INSTRUCTIONS TO FOLLOW: Output each line of the material exactly as it stands.

RECORDS TO PROCESS:
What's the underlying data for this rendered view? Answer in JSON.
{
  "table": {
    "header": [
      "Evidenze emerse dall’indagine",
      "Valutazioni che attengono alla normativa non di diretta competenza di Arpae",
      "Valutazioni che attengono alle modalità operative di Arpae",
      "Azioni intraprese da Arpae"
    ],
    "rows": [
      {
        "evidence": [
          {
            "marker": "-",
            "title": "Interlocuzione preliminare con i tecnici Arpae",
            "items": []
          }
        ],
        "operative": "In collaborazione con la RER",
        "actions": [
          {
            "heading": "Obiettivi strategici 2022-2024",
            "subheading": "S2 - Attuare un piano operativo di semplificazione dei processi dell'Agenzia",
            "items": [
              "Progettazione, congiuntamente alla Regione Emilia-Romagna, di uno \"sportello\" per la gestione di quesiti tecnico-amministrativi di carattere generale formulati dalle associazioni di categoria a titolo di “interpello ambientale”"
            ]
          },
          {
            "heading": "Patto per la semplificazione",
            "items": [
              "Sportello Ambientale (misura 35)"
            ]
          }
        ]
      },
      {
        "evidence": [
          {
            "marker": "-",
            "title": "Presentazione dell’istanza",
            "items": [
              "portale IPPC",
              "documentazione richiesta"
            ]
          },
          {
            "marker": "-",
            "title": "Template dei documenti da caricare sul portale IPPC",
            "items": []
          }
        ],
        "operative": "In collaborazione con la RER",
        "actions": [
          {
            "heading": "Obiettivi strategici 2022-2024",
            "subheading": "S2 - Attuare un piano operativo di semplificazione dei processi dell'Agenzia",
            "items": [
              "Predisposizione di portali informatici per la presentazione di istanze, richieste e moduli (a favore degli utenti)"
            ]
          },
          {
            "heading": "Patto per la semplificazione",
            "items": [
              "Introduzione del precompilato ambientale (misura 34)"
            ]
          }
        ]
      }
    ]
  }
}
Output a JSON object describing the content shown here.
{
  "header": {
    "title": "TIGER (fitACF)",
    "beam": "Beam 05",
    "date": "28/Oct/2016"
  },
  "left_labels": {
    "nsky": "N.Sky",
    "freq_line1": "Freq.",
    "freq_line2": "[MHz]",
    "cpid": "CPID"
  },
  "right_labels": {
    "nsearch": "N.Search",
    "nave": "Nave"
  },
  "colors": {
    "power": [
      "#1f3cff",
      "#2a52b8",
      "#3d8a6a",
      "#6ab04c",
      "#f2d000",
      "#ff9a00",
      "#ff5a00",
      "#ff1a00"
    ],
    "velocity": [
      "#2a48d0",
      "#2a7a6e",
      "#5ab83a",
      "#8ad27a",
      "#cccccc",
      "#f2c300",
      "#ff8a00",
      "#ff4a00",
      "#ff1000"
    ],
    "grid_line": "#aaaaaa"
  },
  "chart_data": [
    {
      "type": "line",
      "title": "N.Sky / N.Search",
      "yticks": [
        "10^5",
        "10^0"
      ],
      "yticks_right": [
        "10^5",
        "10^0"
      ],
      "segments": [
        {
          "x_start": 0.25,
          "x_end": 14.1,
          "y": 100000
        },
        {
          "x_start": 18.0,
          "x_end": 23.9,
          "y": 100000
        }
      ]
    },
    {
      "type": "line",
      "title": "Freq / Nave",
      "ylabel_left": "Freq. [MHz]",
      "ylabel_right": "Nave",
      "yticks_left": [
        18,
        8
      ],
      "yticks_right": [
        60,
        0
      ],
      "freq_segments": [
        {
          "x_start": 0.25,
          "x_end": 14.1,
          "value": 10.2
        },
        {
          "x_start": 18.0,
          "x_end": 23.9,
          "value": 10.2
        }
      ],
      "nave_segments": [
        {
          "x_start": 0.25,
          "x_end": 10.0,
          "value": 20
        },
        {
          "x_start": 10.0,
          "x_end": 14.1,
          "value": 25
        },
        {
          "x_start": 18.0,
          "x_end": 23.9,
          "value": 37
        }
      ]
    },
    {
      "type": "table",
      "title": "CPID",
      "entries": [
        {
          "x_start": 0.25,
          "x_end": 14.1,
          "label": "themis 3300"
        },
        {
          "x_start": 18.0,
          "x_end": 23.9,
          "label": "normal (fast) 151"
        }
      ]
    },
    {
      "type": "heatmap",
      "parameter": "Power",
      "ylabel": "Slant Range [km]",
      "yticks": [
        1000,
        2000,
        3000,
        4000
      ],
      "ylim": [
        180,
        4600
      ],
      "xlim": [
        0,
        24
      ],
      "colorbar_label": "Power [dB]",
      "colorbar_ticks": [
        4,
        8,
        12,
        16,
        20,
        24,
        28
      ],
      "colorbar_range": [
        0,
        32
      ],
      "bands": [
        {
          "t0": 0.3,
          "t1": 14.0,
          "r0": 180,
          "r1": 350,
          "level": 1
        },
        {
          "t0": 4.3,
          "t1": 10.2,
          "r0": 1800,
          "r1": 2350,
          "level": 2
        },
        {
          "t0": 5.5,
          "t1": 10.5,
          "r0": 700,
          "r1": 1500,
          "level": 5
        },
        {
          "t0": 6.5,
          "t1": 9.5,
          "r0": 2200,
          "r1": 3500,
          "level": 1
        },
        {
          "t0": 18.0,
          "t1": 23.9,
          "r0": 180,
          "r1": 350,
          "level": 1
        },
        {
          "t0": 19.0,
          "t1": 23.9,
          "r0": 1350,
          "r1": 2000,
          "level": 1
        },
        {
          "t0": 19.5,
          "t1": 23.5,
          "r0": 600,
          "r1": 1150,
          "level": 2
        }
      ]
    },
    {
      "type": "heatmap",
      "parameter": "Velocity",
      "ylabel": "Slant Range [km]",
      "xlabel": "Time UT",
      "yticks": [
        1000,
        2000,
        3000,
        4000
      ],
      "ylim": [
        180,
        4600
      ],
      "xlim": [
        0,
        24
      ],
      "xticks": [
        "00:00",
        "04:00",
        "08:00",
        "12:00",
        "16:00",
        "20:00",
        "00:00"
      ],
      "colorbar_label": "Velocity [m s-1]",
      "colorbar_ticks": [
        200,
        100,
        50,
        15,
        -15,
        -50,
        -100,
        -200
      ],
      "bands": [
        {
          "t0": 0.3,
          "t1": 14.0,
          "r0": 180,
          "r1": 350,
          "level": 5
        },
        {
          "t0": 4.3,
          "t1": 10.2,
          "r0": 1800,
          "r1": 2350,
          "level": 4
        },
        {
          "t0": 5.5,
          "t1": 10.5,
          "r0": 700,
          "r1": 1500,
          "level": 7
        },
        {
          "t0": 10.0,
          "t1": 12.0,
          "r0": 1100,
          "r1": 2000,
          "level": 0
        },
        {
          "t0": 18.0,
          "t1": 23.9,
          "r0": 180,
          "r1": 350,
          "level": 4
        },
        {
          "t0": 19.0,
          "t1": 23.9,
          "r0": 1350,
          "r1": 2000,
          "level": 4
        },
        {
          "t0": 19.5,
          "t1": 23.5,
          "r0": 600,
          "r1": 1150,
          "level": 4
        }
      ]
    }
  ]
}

SOLUTION TO THIS TASK:
What's the underlying data for this rendered view? Answer in JSON.
{
  "table": {
    "header": [
      "Evidenze emerse dall’indagine",
      "Valutazioni che attengono alla normativa non di diretta competenza di Arpae",
      "Valutazioni che attengono alle modalità operative di Arpae",
      "Azioni intraprese da Arpae"
    ],
    "rows": [
      {
        "evidence": [
          {
            "marker": "-",
            "title": "Interlocuzione preliminare con i tecnici Arpae",
            "items": []
          }
        ],
        "operative": "In collaborazione con la RER",
        "actions": [
          {
            "heading": "Obiettivi strategici 2022-2024",
            "subheading": "S2 - Attuare un piano operativo di semplificazione dei processi dell'Agenzia",
            "items": [
              "Progettazione, congiuntamente alla Regione Emilia-Romagna, di uno \"sportello\" per la gestione di quesiti tecnico-amministrativi di carattere generale formulati dalle associazioni di categoria a titolo di “interpello ambientale”"
            ]
          },
          {
            "heading": "Patto per la semplificazione",
            "items": [
              "Sportello Ambientale (misura 35)"
            ]
          }
        ]
      },
      {
        "evidence": [
          {
            "marker": "-",
            "title": "Presentazione dell’istanza",
            "items": [
              "portale IPPC",
              "documentazione richiesta"
            ]
          },
          {
            "marker": "-",
            "title": "Template dei documenti da caricare sul portale IPPC",
            "items": []
          }
        ],
        "operative": "In collaborazione con la RER",
        "actions": [
          {
            "heading": "Obiettivi strategici 2022-2024",
            "subheading": "S2 - Attuare un piano operativo di semplificazione dei processi dell'Agenzia",
            "items": [
              "Predisposizione di portali informatici per la presentazione di istanze, richieste e moduli (a favore degli utenti)"
            ]
          },
          {
            "heading": "Patto per la semplificazione",
            "items": [
              "Introduzione del precompilato ambientale (misura 34)"
            ]
          }
        ]
      }
    ]
  }
}
Output a JSON object describing the content shown here.
{
  "header": {
    "title": "TIGER (fitACF)",
    "beam": "Beam 05",
    "date": "28/Oct/2016"
  },
  "left_labels": {
    "nsky": "N.Sky",
    "freq_line1": "Freq.",
    "freq_line2": "[MHz]",
    "cpid": "CPID"
  },
  "right_labels": {
    "nsearch": "N.Search",
    "nave": "Nave"
  },
  "colors": {
    "power": [
      "#1f3cff",
      "#2a52b8",
      "#3d8a6a",
      "#6ab04c",
      "#f2d000",
      "#ff9a00",
      "#ff5a00",
      "#ff1a00"
    ],
    "velocity": [
      "#2a48d0",
      "#2a7a6e",
      "#5ab83a",
      "#8ad27a",
      "#cccccc",
      "#f2c300",
      "#ff8a00",
      "#ff4a00",
      "#ff1000"
    ],
    "grid_line": "#aaaaaa"
  },
  "chart_data": [
    {
      "type": "line",
      "title": "N.Sky / N.Search",
      "yticks": [
        "10^5",
        "10^0"
      ],
      "yticks_right": [
        "10^5",
        "10^0"
      ],
      "segments": [
        {
          "x_start": 0.25,
          "x_end": 14.1,
          "y": 100000
        },
        {
          "x_start": 18.0,
          "x_end": 23.9,
          "y": 100000
        }
      ]
    },
    {
      "type": "line",
      "title": "Freq / Nave",
      "ylabel_left": "Freq. [MHz]",
      "ylabel_right": "Nave",
      "yticks_left": [
        18,
        8
      ],
      "yticks_right": [
        60,
        0
      ],
      "freq_segments": [
        {
          "x_start": 0.25,
          "x_end": 14.1,
          "value": 10.2
        },
        {
          "x_start": 18.0,
          "x_end": 23.9,
          "value": 10.2
        }
      ],
      "nave_segments": [
        {
          "x_start": 0.25,
          "x_end": 10.0,
          "value": 20
        },
        {
          "x_start": 10.0,
          "x_end": 14.1,
          "value": 25
        },
        {
          "x_start": 18.0,
          "x_end": 23.9,
          "value": 37
        }
      ]
    },
    {
      "type": "table",
      "title": "CPID",
      "entries": [
        {
          "x_start": 0.25,
          "x_end": 14.1,
          "label": "themis 3300"
        },
        {
          "x_start": 18.0,
          "x_end": 23.9,
          "label": "normal (fast) 151"
        }
      ]
    },
    {
      "type": "heatmap",
      "parameter": "Power",
      "ylabel": "Slant Range [km]",
      "yticks": [
        1000,
        2000,
        3000,
        4000
      ],
      "ylim": [
        180,
        4600
      ],
      "xlim": [
        0,
        24
      ],
      "colorbar_label": "Power [dB]",
      "colorbar_ticks": [
        4,
        8,
        12,
        16,
        20,
        24,
        28
      ],
      "colorbar_range": [
        0,
        32
      ],
      "bands": [
        {
          "t0": 0.3,
          "t1": 14.0,
          "r0": 180,
          "r1": 350,
          "level": 1
        },
        {
          "t0": 4.3,
          "t1": 10.2,
          "r0": 1800,
          "r1": 2350,
          "level": 2
        },
        {
          "t0": 5.5,
          "t1": 10.5,
          "r0": 700,
          "r1": 1500,
          "level": 5
        },
        {
          "t0": 6.5,
          "t1": 9.5,
          "r0": 2200,
          "r1": 3500,
          "level": 1
        },
        {
          "t0": 18.0,
          "t1": 23.9,
          "r0": 180,
          "r1": 350,
          "level": 1
        },
        {
          "t0": 19.0,
          "t1": 23.9,
          "r0": 1350,
          "r1": 2000,
          "level": 1
        },
        {
          "t0": 19.5,
          "t1": 23.5,
          "r0": 600,
          "r1": 1150,
          "level": 2
        }
      ]
    },
    {
      "type": "heatmap",
      "parameter": "Velocity",
      "ylabel": "Slant Range [km]",
      "xlabel": "Time UT",
      "yticks": [
        1000,
        2000,
        3000,
        4000
      ],
      "ylim": [
        180,
        4600
      ],
      "xlim": [
        0,
        24
      ],
      "xticks": [
        "00:00",
        "04:00",
        "08:00",
        "12:00",
        "16:00",
        "20:00",
        "00:00"
      ],
      "colorbar_label": "Velocity [m s-1]",
      "colorbar_ticks": [
        200,
        100,
        50,
        15,
        -15,
        -50,
        -100,
        -200
      ],
      "bands": [
        {
          "t0": 0.3,
          "t1": 14.0,
          "r0": 180,
          "r1": 350,
          "level": 5
        },
        {
          "t0": 4.3,
          "t1": 10.2,
          "r0": 1800,
          "r1": 2350,
          "level": 4
        },
        {
          "t0": 5.5,
          "t1": 10.5,
          "r0": 700,
          "r1": 1500,
          "level": 7
        },
        {
          "t0": 10.0,
          "t1": 12.0,
          "r0": 1100,
          "r1": 2000,
          "level": 0
        },
        {
          "t0": 18.0,
          "t1": 23.9,
          "r0": 180,
          "r1": 350,
          "level": 4
        },
        {
          "t0": 19.0,
          "t1": 23.9,
          "r0": 1350,
          "r1": 2000,
          "level": 4
        },
        {
          "t0": 19.5,
          "t1": 23.5,
          "r0": 600,
          "r1": 1150,
          "level": 4
        }
      ]
    }
  ]
}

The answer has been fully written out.